Job:
Extract every line from the records below that contains the word "What".
— start Data for the task —
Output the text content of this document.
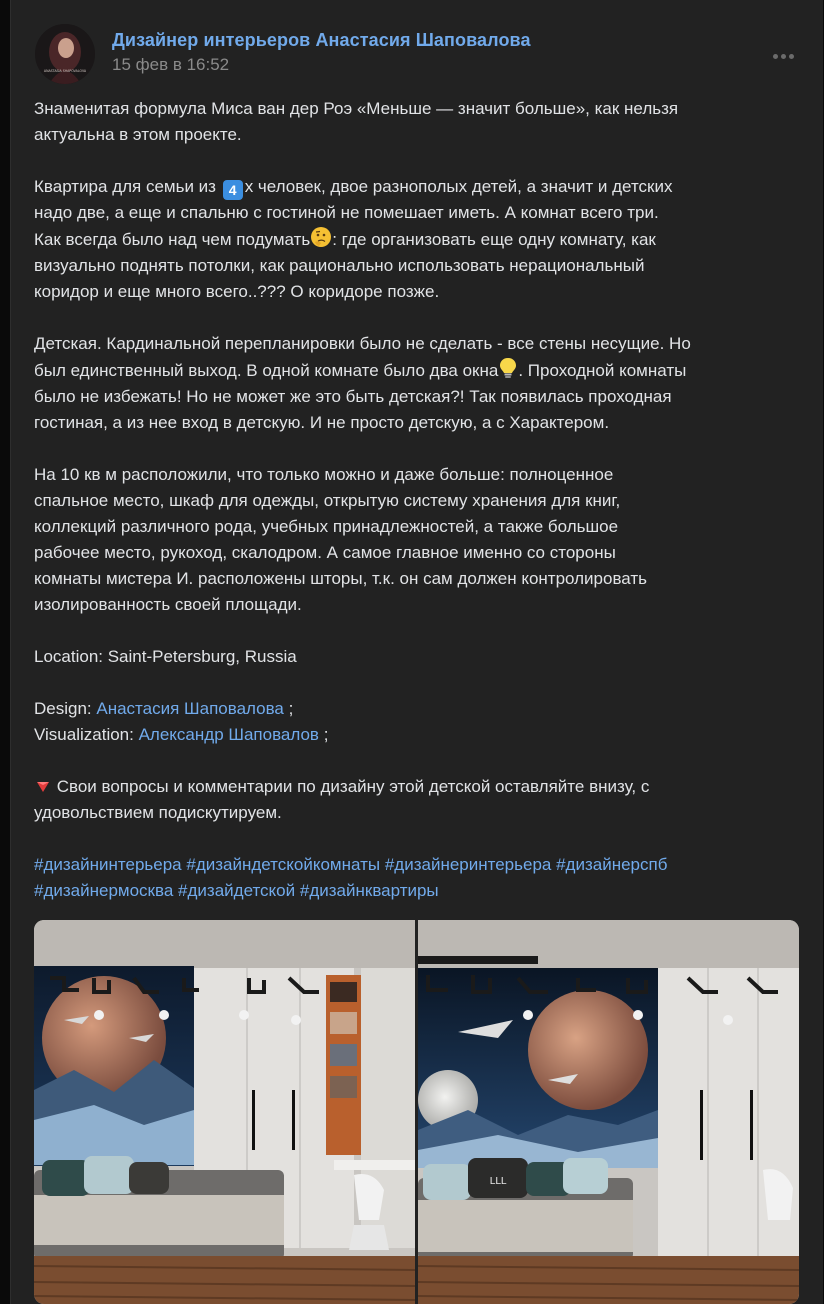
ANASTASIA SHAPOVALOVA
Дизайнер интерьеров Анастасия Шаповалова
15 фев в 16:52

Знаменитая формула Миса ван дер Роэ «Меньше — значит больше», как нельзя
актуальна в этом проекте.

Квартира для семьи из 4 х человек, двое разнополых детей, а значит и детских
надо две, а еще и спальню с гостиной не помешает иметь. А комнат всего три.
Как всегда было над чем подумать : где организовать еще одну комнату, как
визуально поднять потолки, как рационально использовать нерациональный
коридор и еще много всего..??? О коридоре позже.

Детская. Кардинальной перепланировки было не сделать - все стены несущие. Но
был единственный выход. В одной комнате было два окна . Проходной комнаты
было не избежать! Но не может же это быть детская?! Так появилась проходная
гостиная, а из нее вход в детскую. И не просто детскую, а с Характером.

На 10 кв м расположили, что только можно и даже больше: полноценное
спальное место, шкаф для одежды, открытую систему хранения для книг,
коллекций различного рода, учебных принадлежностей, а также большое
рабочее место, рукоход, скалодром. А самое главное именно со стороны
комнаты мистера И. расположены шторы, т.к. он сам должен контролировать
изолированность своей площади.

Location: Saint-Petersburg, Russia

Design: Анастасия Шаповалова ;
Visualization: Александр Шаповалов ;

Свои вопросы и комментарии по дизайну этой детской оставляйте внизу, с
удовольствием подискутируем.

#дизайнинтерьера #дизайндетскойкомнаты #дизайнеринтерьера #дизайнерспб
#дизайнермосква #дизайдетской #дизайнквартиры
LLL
— end Data for the task —
— start Data for the task —
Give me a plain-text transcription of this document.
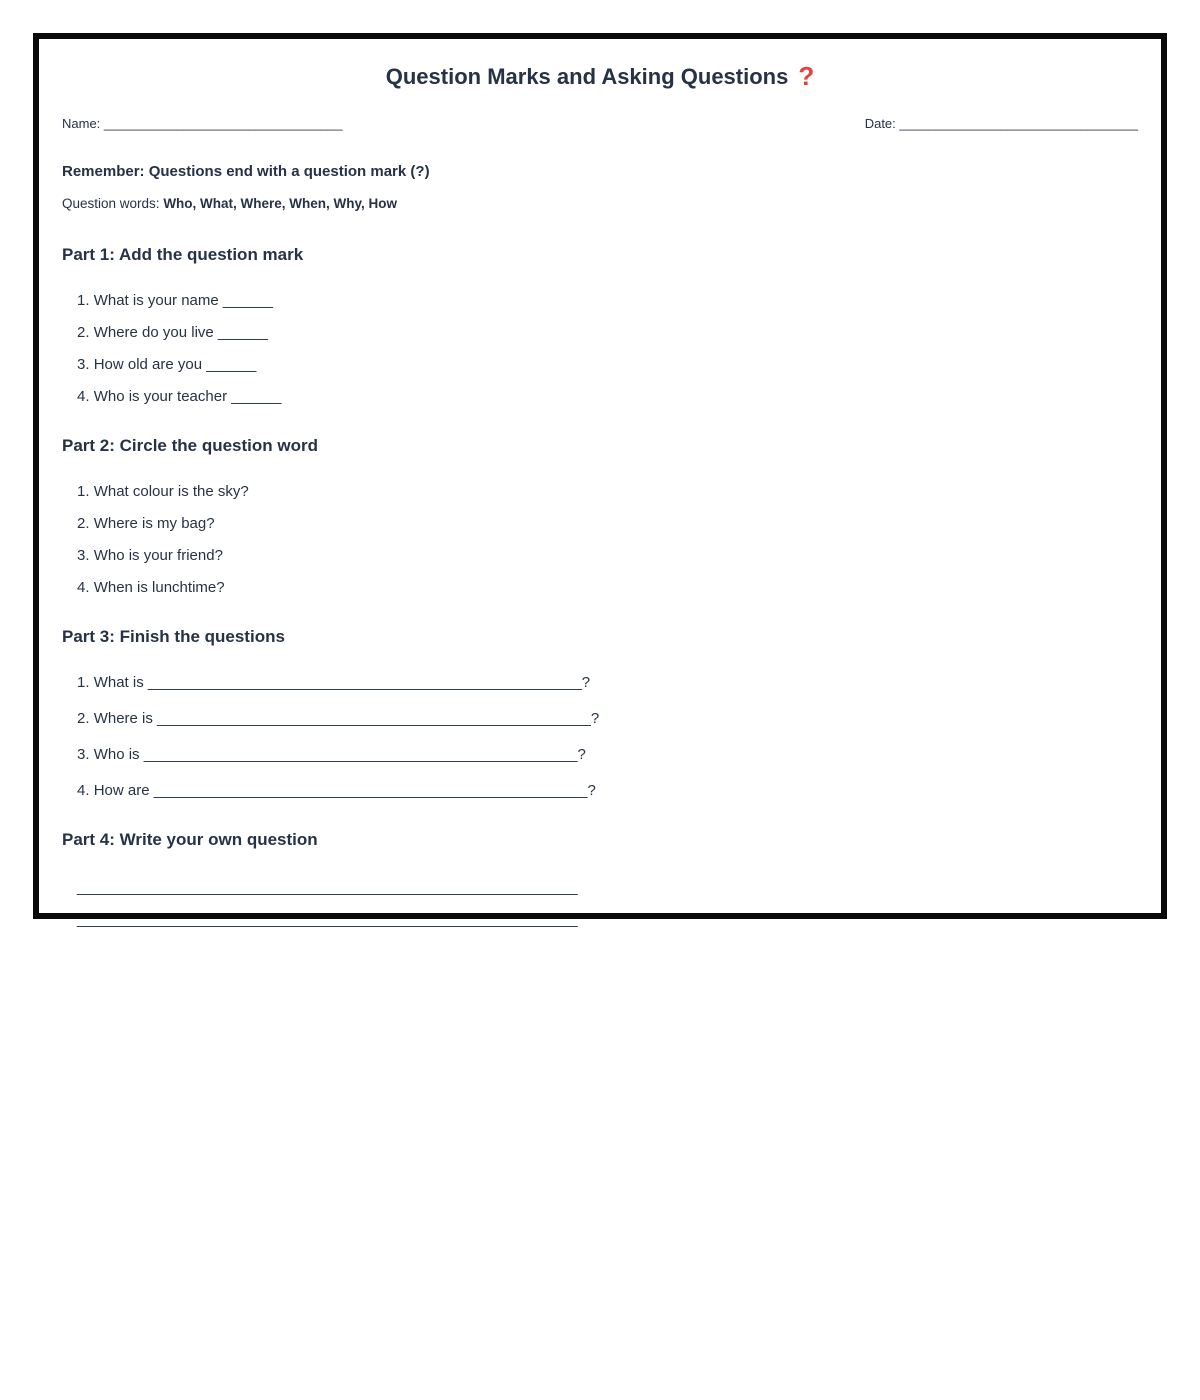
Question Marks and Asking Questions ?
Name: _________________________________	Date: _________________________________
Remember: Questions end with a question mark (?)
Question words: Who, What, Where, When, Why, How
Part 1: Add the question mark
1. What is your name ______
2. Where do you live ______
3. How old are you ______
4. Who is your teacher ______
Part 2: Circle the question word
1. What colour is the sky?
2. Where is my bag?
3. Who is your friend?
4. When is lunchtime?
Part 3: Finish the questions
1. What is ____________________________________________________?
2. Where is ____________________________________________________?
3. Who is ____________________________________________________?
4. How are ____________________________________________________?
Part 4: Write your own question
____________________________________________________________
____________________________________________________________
— end Data for the task —
Solution to this task:
Question words: Who, What, Where, When, Why, How
1. What is your name ______
1. What colour is the sky?
1. What is ____________________________________________________?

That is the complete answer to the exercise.